- Exercise
Return, word for word, only the lines from the one containing "Convert this document image to plain text." through the last line of the entries.

- Data to process

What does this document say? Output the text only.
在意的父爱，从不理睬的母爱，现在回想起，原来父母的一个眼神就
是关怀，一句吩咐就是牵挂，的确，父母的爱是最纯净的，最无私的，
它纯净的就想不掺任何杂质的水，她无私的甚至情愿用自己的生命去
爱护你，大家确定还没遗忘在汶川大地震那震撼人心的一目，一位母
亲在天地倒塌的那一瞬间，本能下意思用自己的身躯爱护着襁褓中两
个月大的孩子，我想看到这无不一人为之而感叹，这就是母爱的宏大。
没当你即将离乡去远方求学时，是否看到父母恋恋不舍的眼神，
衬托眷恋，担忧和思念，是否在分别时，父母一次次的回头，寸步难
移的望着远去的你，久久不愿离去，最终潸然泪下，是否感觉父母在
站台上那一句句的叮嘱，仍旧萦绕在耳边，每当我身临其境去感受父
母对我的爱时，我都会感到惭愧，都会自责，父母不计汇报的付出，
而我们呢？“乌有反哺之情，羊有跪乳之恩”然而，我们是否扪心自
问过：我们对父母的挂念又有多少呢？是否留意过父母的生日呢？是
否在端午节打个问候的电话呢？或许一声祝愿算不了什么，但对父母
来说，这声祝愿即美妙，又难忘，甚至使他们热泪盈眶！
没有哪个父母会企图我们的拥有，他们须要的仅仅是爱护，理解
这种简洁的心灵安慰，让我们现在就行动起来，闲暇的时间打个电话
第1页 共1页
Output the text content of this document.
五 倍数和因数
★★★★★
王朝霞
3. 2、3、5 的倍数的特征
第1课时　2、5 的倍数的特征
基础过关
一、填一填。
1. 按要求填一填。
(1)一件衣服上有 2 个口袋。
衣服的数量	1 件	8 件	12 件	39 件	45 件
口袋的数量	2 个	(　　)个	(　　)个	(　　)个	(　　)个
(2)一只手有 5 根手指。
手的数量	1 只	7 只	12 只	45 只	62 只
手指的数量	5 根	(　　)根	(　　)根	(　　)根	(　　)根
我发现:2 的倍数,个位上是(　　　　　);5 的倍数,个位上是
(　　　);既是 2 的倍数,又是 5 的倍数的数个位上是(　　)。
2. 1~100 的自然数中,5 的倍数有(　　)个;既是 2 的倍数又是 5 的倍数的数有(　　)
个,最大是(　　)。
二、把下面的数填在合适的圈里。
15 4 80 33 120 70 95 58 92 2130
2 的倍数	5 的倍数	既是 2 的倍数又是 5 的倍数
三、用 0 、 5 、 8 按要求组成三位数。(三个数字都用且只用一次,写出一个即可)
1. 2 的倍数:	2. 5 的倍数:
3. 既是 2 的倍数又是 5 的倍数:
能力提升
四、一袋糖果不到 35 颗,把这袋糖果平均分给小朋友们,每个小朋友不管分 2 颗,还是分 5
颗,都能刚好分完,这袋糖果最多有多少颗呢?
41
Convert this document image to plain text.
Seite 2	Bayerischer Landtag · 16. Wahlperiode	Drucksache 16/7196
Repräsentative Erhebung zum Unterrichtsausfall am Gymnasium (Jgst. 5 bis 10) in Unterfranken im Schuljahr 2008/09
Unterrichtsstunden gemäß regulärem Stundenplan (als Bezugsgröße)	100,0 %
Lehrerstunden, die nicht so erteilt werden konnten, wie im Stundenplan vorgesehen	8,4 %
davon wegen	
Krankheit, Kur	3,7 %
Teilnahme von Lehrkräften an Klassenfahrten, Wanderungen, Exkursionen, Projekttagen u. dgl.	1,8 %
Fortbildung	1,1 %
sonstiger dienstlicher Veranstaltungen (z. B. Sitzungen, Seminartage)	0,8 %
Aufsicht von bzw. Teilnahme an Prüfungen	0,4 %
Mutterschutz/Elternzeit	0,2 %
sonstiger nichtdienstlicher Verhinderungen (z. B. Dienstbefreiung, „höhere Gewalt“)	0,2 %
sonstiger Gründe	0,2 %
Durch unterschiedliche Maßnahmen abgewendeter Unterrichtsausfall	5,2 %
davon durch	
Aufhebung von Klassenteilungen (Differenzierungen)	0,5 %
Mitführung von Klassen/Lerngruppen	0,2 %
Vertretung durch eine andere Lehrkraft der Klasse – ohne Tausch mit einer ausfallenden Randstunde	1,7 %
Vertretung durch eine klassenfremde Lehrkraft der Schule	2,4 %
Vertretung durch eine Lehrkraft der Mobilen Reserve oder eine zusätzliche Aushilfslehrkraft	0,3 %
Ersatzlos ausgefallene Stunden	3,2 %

- Result for this task
Convert this document image to plain text.
Seite 2	Bayerischer Landtag · 16. Wahlperiode	Drucksache 16/7196
Repräsentative Erhebung zum Unterrichtsausfall am Gymnasium (Jgst. 5 bis 10) in Unterfranken im Schuljahr 2008/09
Unterrichtsstunden gemäß regulärem Stundenplan (als Bezugsgröße)	100,0 %
Lehrerstunden, die nicht so erteilt werden konnten, wie im Stundenplan vorgesehen	8,4 %
davon wegen	
Krankheit, Kur	3,7 %
Teilnahme von Lehrkräften an Klassenfahrten, Wanderungen, Exkursionen, Projekttagen u. dgl.	1,8 %
Fortbildung	1,1 %
sonstiger dienstlicher Veranstaltungen (z. B. Sitzungen, Seminartage)	0,8 %
Aufsicht von bzw. Teilnahme an Prüfungen	0,4 %
Mutterschutz/Elternzeit	0,2 %
sonstiger nichtdienstlicher Verhinderungen (z. B. Dienstbefreiung, „höhere Gewalt“)	0,2 %
sonstiger Gründe	0,2 %
Durch unterschiedliche Maßnahmen abgewendeter Unterrichtsausfall	5,2 %
davon durch	
Aufhebung von Klassenteilungen (Differenzierungen)	0,5 %
Mitführung von Klassen/Lerngruppen	0,2 %
Vertretung durch eine andere Lehrkraft der Klasse – ohne Tausch mit einer ausfallenden Randstunde	1,7 %
Vertretung durch eine klassenfremde Lehrkraft der Schule	2,4 %
Vertretung durch eine Lehrkraft der Mobilen Reserve oder eine zusätzliche Aushilfslehrkraft	0,3 %
Ersatzlos ausgefallene Stunden	3,2 %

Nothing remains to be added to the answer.